### Problem requirements
For the listing below, give the count of lines containing "this", and no other text.

= = = =

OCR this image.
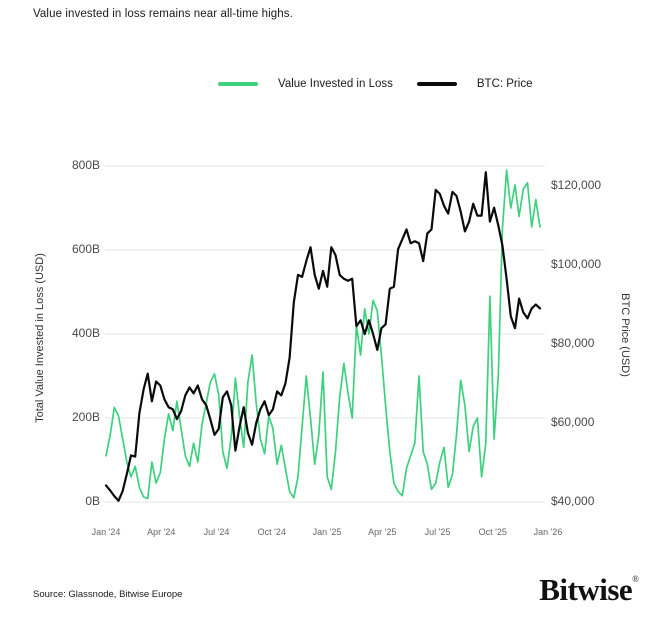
Value invested in loss remains near all-time highs.
Value Invested in Loss	BTC: Price
Total Value Invested in Loss (USD)	BTC Price (USD)
0B
200B
400B
600B
800B
$40,000
$60,000
$80,000
$100,000
$120,000
Jan '24	Apr '24	Jul '24	Oct '24	Jan '25	Apr '25	Jul '25	Oct '25	Jan '26
Source: Glassnode, Bitwise Europe	Bitwise®
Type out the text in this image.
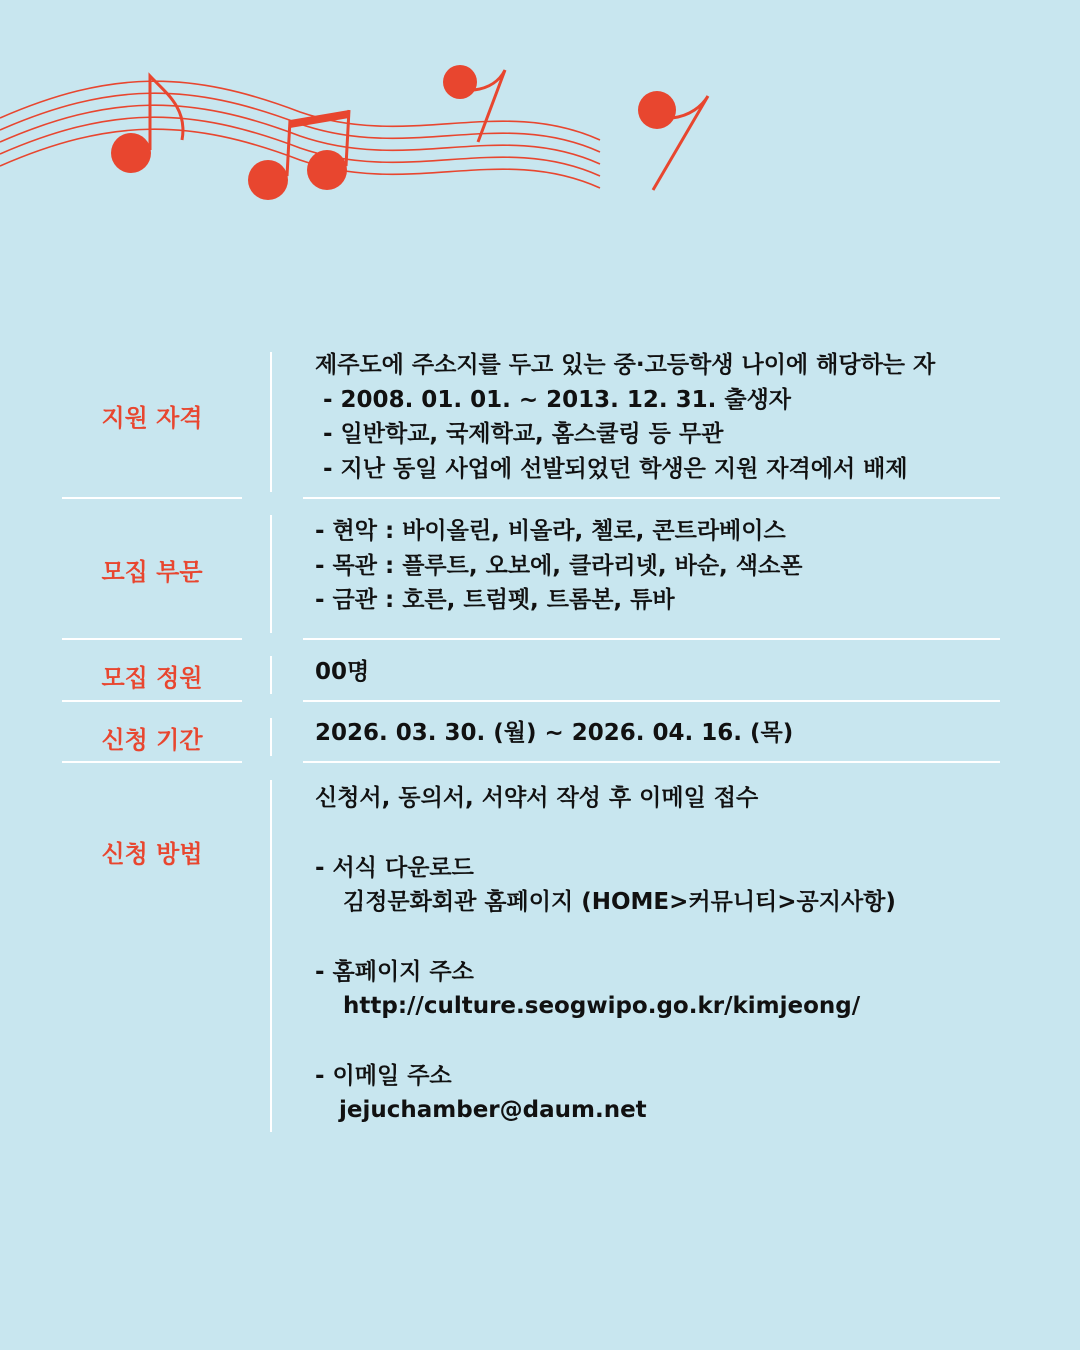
지원 자격
제주도에 주소지를 두고 있는 중·고등학생 나이에 해당하는 자
- 2008. 01. 01. ~ 2013. 12. 31. 출생자
- 일반학교, 국제학교, 홈스쿨링 등 무관
- 지난 동일 사업에 선발되었던 학생은 지원 자격에서 배제
모집 부문
- 현악 : 바이올린, 비올라, 첼로, 콘트라베이스
- 목관 : 플루트, 오보에, 클라리넷, 바순, 색소폰
- 금관 : 호른, 트럼펫, 트롬본, 튜바
모집 정원	00명
신청 기간	2026. 03. 30. (월) ~ 2026. 04. 16. (목)
신청 방법
신청서, 동의서, 서약서 작성 후 이메일 접수
- 서식 다운로드
김정문화회관 홈페이지 (HOME>커뮤니티>공지사항)
- 홈페이지 주소
http://culture.seogwipo.go.kr/kimjeong/
- 이메일 주소
jejuchamber@daum.net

= = = =

### Reply
2